> **EXERCISE PROMPT**
In the entries below, identify every line with the string "future" and copy it.

> **DATA LINES**

····················

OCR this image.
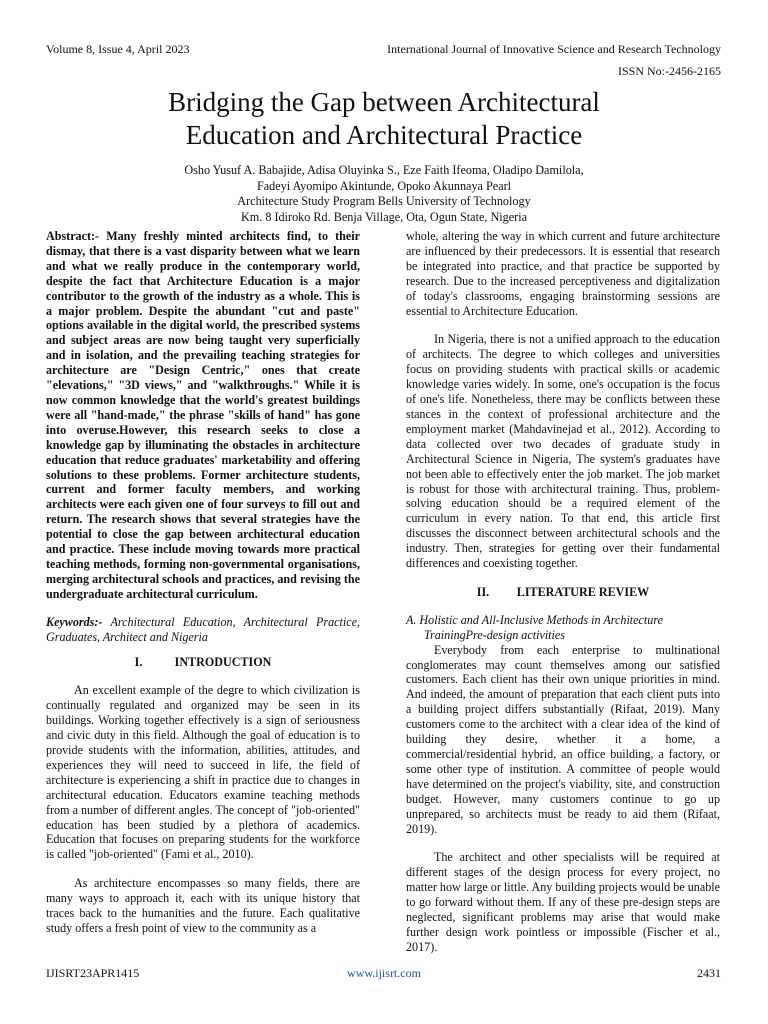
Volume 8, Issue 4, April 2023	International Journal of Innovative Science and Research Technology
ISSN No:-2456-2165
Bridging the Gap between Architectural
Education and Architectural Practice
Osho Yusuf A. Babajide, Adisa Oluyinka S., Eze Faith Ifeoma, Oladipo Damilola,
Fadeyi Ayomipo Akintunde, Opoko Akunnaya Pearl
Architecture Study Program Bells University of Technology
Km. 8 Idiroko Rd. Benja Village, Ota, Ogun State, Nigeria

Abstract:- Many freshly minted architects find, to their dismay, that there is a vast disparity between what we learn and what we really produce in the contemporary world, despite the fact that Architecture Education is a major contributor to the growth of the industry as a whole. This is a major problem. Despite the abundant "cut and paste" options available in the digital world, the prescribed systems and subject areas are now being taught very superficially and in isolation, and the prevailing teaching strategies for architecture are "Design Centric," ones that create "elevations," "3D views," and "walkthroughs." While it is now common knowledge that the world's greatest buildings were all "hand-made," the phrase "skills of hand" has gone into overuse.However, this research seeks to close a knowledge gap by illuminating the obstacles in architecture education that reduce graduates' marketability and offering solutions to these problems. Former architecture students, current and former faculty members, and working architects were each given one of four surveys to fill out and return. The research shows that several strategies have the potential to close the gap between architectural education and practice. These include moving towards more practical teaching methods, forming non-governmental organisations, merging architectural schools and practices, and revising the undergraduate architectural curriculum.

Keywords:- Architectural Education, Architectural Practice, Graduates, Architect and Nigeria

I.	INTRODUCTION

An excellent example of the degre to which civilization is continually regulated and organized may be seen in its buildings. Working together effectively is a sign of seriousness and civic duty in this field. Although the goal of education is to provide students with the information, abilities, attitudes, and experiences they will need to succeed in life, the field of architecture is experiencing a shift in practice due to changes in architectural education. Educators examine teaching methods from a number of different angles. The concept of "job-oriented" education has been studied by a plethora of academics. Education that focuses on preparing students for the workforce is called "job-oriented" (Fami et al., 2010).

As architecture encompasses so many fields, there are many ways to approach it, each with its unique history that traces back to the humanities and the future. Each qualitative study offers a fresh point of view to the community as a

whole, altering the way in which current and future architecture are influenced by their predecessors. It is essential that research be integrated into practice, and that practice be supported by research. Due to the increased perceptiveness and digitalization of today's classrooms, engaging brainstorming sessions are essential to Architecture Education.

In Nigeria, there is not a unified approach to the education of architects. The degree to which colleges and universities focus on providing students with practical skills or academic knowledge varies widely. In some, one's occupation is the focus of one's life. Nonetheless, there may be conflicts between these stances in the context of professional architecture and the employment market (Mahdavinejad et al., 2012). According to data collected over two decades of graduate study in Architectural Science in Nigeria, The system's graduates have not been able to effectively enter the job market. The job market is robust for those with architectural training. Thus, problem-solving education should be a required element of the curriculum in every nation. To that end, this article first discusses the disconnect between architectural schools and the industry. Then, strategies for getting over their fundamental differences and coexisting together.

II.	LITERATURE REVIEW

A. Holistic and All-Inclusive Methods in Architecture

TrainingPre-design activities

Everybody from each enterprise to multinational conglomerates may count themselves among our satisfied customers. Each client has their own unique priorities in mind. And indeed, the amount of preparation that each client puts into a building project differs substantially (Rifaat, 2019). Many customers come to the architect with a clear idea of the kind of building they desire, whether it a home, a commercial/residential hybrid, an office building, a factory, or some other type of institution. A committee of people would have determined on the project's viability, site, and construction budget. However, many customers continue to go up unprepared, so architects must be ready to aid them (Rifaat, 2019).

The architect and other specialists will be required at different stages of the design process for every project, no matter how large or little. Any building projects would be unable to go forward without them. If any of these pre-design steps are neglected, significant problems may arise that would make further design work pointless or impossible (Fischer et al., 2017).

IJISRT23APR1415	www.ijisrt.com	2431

····················

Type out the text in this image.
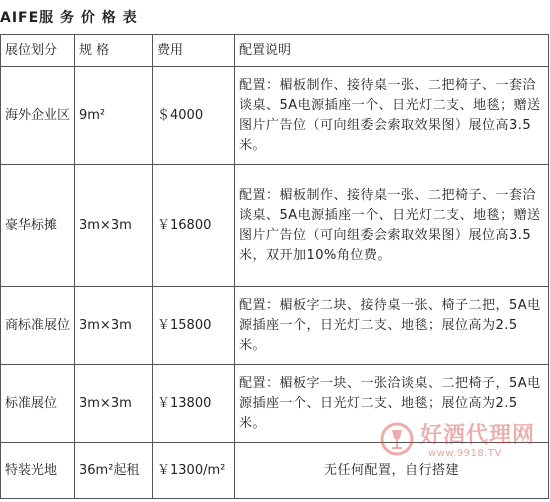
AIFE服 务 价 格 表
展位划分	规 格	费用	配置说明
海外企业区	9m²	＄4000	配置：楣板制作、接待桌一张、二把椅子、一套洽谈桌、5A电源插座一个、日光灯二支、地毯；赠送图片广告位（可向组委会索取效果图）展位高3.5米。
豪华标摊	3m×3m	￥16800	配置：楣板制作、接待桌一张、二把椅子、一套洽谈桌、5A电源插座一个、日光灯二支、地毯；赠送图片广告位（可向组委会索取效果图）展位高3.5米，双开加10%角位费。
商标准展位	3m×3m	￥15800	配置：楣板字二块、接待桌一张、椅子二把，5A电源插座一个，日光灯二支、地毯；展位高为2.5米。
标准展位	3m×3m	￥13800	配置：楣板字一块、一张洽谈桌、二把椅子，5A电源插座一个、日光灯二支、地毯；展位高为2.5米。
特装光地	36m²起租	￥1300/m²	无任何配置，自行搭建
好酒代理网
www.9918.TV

····················

> **OUTPUT FOR THIS TASK**
As architecture encompasses so many fields, there are many ways to approach it, each with its unique history that traces back to the humanities and the future. Each qualitative study offers a fresh point of view to the community as a
whole, altering the way in which current and future architecture are influenced by their predecessors. It is essential that research be integrated into practice, and that practice be supported by research. Due to the increased perceptiveness and digitalization of today's classrooms, engaging brainstorming sessions are essential to Architecture Education.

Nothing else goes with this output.